EXERCISE DIRECTIONS: Pull out every line with the word "hint".

RECORDS TO USE:
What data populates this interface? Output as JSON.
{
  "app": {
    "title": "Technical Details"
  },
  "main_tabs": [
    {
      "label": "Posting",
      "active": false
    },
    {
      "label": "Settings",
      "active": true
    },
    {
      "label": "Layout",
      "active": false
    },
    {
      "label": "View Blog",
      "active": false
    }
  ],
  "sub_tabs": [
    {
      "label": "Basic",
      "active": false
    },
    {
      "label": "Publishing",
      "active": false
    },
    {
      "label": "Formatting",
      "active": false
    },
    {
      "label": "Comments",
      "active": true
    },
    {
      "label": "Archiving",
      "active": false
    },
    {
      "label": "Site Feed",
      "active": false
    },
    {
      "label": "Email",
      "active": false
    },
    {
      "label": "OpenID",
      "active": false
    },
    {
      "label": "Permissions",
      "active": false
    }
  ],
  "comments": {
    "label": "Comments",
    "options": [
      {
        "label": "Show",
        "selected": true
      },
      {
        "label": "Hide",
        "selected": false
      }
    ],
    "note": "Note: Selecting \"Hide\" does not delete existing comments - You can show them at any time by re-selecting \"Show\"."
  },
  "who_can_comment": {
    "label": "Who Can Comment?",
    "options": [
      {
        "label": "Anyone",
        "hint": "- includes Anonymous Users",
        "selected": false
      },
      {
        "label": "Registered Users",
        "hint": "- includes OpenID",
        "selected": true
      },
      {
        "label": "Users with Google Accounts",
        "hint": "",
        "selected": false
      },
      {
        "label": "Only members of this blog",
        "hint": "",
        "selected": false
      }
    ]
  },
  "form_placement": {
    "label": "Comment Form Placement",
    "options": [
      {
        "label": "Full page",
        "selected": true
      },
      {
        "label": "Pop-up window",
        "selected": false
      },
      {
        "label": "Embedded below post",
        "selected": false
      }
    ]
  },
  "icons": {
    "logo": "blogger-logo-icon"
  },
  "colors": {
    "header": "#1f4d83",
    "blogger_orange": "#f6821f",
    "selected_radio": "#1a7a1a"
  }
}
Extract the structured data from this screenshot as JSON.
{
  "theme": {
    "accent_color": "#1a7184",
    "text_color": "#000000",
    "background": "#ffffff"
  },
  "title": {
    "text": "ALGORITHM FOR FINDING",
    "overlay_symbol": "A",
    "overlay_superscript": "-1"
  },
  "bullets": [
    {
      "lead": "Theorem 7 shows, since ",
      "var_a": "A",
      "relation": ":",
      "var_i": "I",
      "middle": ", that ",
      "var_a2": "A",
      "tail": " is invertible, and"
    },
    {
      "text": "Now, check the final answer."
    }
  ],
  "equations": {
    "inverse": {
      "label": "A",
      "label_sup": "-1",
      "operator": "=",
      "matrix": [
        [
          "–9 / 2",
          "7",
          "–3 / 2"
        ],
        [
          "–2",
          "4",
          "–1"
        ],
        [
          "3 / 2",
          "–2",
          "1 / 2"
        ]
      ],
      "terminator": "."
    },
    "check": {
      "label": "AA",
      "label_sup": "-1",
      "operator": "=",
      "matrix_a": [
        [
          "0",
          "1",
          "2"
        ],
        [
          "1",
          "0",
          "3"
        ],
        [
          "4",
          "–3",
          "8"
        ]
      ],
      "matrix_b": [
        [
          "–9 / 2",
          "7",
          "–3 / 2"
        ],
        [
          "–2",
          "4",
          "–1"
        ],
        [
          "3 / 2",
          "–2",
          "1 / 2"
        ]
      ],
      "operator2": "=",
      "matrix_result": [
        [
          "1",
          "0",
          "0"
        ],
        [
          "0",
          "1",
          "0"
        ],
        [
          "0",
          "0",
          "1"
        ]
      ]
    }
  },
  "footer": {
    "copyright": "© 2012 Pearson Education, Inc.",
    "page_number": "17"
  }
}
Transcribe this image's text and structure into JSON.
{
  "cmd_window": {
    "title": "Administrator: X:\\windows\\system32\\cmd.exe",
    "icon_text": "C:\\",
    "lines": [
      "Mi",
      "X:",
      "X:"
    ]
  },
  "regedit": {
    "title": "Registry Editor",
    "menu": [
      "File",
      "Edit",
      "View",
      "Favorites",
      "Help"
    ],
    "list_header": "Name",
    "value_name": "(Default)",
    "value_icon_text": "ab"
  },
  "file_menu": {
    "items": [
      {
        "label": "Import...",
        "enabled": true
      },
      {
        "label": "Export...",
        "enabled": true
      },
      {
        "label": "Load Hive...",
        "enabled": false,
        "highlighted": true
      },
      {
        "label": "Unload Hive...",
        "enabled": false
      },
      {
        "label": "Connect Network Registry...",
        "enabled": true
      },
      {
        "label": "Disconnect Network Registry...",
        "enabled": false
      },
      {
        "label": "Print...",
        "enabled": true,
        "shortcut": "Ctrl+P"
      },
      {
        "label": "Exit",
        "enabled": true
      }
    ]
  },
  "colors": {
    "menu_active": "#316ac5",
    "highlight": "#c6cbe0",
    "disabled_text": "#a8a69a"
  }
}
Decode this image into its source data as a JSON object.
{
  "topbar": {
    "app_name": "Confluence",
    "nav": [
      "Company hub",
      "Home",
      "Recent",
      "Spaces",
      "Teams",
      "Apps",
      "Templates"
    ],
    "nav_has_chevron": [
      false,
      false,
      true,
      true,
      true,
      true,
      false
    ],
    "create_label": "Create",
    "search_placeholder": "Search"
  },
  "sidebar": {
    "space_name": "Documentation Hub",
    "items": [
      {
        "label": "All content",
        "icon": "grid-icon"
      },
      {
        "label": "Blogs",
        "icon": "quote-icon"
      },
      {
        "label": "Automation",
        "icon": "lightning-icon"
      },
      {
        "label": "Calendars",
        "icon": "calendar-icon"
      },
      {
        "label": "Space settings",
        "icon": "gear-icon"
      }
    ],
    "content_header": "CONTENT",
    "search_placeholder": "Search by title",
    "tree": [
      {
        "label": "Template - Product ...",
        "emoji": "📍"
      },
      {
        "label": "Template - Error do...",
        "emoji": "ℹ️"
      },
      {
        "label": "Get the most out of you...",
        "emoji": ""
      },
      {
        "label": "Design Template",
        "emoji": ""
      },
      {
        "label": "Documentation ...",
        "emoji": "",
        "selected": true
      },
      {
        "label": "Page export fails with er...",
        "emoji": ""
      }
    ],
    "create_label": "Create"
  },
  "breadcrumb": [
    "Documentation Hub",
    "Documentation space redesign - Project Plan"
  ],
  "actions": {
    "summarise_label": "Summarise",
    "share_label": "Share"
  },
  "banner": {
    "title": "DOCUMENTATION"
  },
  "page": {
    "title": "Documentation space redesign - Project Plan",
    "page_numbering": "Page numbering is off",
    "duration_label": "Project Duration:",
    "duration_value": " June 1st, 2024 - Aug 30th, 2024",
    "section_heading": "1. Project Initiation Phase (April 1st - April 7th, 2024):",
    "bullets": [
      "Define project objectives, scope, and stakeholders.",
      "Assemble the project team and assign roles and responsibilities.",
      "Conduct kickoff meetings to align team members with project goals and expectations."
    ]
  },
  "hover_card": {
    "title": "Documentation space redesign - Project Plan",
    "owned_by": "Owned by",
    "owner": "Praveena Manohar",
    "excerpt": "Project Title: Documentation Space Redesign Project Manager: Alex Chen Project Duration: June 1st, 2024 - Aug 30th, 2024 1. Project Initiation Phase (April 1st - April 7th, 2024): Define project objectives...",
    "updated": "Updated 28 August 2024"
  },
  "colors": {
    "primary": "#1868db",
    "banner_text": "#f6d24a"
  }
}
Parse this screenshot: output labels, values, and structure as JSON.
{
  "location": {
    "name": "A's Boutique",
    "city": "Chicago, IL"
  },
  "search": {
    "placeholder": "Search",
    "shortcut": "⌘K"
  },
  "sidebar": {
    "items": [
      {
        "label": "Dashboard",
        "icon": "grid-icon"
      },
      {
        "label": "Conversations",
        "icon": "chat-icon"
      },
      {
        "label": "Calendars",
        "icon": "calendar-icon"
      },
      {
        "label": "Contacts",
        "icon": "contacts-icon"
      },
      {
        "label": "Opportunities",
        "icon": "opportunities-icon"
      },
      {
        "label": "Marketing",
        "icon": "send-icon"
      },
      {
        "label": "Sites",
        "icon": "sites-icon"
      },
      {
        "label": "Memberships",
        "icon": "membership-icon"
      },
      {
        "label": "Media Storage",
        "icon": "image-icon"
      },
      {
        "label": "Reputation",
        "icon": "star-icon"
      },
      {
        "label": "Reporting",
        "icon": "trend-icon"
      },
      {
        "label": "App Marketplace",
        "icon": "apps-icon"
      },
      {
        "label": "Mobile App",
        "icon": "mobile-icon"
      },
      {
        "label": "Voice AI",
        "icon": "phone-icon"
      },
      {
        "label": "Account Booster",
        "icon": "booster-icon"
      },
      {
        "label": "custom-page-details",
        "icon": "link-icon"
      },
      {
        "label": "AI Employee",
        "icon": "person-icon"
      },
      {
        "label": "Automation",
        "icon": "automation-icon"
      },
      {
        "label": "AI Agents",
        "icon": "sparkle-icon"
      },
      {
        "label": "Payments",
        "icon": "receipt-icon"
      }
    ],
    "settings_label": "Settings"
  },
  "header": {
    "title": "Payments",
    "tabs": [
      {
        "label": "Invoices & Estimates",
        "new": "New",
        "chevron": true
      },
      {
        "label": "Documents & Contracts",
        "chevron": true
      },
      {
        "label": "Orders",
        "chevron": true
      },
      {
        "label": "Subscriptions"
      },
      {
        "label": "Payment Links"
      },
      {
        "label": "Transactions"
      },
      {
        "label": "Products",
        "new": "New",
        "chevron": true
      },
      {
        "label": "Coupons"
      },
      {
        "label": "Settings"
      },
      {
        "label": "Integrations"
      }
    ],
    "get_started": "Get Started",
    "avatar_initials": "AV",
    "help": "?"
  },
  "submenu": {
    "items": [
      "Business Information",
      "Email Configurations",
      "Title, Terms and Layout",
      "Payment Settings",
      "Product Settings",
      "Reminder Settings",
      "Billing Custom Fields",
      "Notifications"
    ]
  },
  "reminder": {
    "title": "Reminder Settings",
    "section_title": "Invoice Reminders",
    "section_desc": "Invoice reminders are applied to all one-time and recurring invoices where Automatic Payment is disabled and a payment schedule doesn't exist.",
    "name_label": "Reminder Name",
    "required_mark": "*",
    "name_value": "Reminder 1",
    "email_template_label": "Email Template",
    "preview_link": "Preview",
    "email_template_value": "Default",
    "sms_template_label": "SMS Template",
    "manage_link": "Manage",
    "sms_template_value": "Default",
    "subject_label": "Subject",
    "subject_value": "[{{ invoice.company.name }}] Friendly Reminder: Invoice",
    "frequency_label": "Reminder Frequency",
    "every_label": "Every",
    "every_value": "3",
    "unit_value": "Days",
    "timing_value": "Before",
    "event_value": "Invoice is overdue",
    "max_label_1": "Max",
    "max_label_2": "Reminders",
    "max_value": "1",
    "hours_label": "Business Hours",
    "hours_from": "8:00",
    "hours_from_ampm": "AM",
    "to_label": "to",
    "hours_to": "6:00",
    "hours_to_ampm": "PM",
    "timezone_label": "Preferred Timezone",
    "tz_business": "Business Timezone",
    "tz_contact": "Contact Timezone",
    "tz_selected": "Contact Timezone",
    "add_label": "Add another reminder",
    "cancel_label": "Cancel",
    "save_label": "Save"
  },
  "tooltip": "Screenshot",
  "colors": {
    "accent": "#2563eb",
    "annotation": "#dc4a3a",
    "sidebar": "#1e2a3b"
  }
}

RIGHT ANSWER:
        "hint": "- includes Anonymous Users",
        "hint": "- includes OpenID",
        "hint": "",
        "hint": "",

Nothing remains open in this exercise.